_What you have to do:_
Going through the material below, please gather all lines with the word "Singapore" in them.

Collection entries
:::

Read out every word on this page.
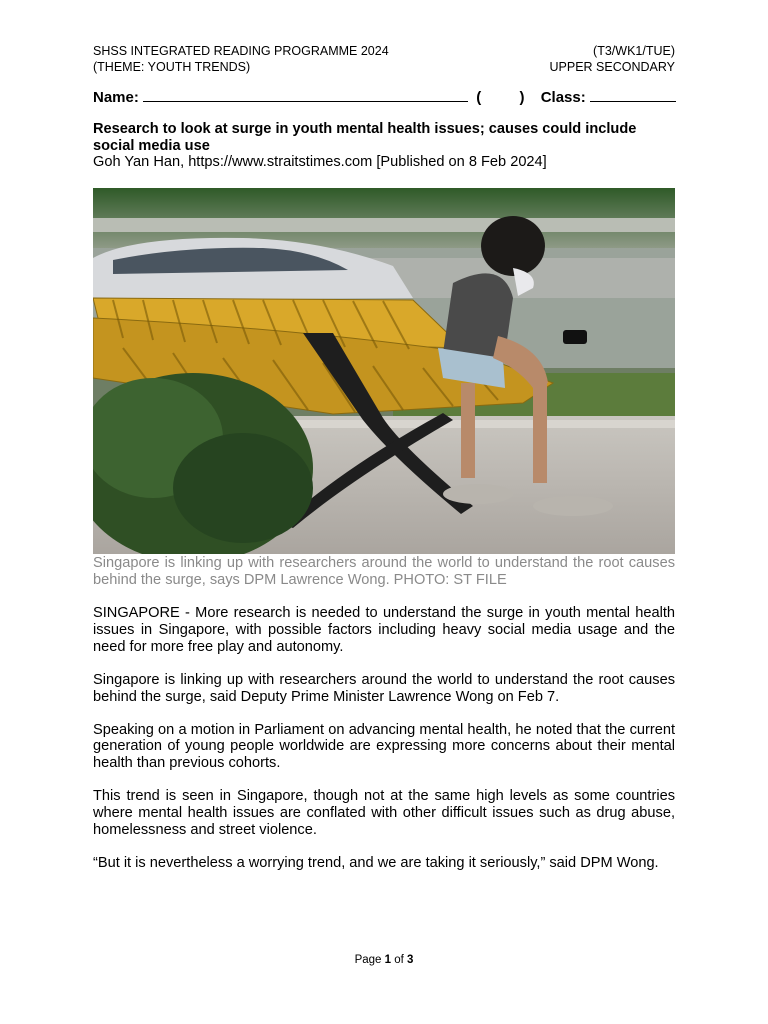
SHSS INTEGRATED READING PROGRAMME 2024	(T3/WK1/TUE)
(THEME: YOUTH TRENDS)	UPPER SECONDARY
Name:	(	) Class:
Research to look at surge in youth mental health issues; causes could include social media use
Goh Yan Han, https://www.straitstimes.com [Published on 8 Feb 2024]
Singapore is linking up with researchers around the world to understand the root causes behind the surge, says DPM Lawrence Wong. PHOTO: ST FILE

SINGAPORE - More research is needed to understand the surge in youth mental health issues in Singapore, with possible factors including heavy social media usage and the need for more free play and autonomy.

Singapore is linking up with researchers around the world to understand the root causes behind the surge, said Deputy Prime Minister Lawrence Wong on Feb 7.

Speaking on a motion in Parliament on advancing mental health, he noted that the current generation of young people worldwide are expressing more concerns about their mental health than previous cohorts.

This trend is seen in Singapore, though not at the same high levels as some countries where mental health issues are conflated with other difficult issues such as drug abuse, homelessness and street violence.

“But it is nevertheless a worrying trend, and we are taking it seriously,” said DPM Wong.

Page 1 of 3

:::

_Final result:_
Singapore is linking up with researchers around the world to understand the root causes behind the surge, says DPM Lawrence Wong. PHOTO: ST FILE
SINGAPORE - More research is needed to understand the surge in youth mental health issues in Singapore, with possible factors including heavy social media usage and the need for more free play and autonomy.
Singapore is linking up with researchers around the world to understand the root causes behind the surge, said Deputy Prime Minister Lawrence Wong on Feb 7.
This trend is seen in Singapore, though not at the same high levels as some countries where mental health issues are conflated with other difficult issues such as drug abuse, homelessness and street violence.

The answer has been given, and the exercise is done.